** start of Record list **
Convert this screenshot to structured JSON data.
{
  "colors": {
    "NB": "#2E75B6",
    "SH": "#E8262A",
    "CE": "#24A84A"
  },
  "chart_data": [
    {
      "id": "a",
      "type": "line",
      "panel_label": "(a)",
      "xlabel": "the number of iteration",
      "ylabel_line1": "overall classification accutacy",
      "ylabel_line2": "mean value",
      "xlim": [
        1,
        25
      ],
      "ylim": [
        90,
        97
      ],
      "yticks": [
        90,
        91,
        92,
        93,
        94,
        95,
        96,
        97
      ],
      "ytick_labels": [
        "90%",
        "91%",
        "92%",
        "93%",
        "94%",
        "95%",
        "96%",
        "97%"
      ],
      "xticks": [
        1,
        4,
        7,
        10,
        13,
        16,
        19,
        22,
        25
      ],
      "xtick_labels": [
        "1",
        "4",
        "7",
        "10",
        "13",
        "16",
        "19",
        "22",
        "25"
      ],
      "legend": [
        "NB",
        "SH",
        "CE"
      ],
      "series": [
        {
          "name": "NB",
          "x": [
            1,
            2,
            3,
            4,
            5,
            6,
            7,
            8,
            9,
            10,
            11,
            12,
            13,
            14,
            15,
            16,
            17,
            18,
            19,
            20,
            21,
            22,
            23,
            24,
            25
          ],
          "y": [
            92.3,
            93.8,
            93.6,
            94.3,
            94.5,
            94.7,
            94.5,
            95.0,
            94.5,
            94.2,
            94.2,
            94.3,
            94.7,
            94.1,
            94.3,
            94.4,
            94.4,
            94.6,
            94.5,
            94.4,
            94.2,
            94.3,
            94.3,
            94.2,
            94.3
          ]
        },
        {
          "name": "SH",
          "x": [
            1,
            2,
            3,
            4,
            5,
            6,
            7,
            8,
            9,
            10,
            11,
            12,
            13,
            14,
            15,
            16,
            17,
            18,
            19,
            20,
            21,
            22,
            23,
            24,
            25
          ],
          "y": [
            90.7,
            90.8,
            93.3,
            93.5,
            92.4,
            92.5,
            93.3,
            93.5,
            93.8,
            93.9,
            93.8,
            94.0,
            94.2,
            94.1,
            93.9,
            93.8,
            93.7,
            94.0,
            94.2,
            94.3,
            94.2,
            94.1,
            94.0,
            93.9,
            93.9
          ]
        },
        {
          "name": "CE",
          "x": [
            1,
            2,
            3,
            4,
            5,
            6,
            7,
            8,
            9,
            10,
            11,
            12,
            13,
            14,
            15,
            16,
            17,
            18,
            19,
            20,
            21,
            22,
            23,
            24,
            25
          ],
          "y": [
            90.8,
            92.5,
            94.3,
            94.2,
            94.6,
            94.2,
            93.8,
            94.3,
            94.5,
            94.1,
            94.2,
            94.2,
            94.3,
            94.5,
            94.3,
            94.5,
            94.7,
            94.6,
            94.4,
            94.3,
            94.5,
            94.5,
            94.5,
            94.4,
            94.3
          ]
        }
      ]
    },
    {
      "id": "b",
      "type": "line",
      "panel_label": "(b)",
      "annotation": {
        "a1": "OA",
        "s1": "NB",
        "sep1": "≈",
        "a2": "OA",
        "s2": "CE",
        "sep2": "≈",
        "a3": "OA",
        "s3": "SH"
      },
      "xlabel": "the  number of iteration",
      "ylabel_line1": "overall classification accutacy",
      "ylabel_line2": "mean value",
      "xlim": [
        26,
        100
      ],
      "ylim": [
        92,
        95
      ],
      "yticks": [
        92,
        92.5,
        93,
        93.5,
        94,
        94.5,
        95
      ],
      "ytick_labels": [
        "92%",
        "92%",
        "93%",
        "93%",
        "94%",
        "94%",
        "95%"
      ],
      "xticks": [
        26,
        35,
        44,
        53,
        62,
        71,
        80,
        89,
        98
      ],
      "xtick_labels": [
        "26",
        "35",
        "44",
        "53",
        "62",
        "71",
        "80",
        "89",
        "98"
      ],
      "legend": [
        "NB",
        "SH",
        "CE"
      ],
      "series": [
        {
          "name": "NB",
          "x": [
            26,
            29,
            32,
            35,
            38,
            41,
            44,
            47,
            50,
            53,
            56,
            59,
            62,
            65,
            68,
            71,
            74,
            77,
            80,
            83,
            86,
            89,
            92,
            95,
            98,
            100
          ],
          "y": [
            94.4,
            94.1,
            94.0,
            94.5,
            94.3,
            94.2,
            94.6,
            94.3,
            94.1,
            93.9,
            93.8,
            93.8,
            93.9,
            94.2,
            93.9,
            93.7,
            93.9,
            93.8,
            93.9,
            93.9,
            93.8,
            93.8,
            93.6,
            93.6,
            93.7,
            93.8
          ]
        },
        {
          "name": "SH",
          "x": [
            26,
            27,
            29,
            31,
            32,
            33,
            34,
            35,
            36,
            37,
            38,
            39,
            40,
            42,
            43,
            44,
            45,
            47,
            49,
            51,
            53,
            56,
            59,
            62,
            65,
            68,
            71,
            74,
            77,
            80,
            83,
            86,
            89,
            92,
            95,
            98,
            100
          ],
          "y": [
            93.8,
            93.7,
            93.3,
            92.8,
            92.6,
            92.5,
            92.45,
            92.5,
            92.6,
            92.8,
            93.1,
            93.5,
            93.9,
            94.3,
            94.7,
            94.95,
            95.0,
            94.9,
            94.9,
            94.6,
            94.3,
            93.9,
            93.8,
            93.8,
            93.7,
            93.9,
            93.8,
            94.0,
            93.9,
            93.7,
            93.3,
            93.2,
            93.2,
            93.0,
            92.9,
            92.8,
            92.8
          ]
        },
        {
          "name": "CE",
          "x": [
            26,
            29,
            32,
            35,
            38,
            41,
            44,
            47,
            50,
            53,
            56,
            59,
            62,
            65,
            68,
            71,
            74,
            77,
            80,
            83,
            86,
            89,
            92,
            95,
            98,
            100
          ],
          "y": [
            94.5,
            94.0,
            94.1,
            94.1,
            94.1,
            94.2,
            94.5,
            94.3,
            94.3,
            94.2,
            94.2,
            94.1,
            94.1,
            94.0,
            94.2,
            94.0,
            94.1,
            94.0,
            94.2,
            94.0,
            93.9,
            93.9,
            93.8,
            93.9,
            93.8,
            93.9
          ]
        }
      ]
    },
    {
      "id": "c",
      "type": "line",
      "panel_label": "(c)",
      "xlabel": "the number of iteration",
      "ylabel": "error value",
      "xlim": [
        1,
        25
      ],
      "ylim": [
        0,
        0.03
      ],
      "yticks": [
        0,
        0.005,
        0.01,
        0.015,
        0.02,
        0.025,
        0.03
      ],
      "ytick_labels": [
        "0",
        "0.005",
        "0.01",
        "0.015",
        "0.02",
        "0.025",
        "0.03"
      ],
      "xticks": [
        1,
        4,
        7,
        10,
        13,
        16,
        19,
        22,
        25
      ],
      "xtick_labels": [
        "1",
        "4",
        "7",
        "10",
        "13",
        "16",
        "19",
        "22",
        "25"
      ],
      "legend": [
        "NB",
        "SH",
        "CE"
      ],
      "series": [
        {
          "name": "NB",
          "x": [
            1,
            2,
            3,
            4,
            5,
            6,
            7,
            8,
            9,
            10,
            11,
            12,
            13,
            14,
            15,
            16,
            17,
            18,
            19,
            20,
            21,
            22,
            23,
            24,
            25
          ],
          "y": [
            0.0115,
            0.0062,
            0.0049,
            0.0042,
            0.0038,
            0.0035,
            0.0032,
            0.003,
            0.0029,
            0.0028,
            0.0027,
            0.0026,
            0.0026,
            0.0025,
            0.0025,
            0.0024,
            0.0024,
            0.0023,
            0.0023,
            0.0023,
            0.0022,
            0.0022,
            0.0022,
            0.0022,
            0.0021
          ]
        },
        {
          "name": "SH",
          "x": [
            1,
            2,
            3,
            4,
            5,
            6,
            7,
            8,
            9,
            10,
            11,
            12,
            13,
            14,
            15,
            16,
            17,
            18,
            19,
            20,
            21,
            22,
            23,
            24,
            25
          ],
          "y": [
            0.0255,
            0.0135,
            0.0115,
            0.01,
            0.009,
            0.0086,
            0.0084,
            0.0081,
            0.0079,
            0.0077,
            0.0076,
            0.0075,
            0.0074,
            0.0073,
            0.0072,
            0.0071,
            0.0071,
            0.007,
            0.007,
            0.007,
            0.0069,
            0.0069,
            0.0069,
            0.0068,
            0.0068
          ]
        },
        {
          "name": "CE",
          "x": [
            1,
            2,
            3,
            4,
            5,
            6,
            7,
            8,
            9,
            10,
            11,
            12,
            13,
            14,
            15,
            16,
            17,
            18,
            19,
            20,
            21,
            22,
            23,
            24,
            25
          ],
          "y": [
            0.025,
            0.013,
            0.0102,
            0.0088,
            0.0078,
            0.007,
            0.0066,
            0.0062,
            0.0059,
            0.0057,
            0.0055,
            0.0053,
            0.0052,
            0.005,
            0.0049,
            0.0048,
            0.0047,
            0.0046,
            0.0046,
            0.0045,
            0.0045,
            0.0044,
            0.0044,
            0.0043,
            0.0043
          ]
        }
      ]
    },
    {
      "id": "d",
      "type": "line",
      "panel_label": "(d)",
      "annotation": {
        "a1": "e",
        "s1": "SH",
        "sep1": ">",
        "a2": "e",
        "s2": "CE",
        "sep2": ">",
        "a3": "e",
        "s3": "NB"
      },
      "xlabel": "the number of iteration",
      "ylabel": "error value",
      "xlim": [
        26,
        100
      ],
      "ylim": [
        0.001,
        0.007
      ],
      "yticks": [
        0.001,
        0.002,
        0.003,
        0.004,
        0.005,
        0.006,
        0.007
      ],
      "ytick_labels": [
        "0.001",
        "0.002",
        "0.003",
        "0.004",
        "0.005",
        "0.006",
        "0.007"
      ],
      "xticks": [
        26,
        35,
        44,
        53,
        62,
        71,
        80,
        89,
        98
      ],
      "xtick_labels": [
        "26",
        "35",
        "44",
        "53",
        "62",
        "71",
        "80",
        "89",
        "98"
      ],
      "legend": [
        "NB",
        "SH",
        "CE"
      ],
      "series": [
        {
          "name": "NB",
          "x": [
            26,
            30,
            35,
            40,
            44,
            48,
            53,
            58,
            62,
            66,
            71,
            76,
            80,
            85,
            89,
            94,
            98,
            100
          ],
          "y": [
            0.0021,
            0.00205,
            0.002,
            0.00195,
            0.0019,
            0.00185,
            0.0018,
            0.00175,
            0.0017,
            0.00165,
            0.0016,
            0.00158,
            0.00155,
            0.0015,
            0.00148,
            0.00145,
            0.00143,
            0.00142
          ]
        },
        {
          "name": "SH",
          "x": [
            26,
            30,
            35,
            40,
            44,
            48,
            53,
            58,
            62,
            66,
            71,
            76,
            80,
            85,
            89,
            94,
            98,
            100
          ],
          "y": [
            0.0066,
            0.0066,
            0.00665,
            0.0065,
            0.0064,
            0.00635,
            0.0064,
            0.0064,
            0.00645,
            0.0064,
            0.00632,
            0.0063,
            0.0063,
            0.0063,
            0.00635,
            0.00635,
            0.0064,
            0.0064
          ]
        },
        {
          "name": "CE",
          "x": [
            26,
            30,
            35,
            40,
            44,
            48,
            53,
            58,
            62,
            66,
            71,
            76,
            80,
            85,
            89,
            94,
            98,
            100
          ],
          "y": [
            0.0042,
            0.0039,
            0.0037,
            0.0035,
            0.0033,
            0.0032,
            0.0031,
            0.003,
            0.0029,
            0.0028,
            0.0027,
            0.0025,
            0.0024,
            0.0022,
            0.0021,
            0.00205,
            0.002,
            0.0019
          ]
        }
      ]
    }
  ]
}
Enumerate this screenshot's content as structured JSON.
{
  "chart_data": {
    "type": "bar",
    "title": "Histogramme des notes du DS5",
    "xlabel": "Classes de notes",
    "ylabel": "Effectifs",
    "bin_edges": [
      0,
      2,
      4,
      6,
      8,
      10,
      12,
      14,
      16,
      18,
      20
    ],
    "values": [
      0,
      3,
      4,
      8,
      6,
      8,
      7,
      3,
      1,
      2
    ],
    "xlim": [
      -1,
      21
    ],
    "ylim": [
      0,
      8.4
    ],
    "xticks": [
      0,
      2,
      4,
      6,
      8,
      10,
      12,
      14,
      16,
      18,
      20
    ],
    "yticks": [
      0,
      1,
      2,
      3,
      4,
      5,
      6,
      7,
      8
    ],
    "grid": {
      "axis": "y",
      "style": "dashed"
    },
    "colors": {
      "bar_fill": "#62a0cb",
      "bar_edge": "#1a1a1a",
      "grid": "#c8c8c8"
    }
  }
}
** end of Record list **
* [Goal]: Can you quote exactly the lines from the one containing "Enumerate this screenshot's" through the last line of the records above, and nothing else?

* [Written reply]:
Enumerate this screenshot's content as structured JSON.
{
  "chart_data": {
    "type": "bar",
    "title": "Histogramme des notes du DS5",
    "xlabel": "Classes de notes",
    "ylabel": "Effectifs",
    "bin_edges": [
      0,
      2,
      4,
      6,
      8,
      10,
      12,
      14,
      16,
      18,
      20
    ],
    "values": [
      0,
      3,
      4,
      8,
      6,
      8,
      7,
      3,
      1,
      2
    ],
    "xlim": [
      -1,
      21
    ],
    "ylim": [
      0,
      8.4
    ],
    "xticks": [
      0,
      2,
      4,
      6,
      8,
      10,
      12,
      14,
      16,
      18,
      20
    ],
    "yticks": [
      0,
      1,
      2,
      3,
      4,
      5,
      6,
      7,
      8
    ],
    "grid": {
      "axis": "y",
      "style": "dashed"
    },
    "colors": {
      "bar_fill": "#62a0cb",
      "bar_edge": "#1a1a1a",
      "grid": "#c8c8c8"
    }
  }
}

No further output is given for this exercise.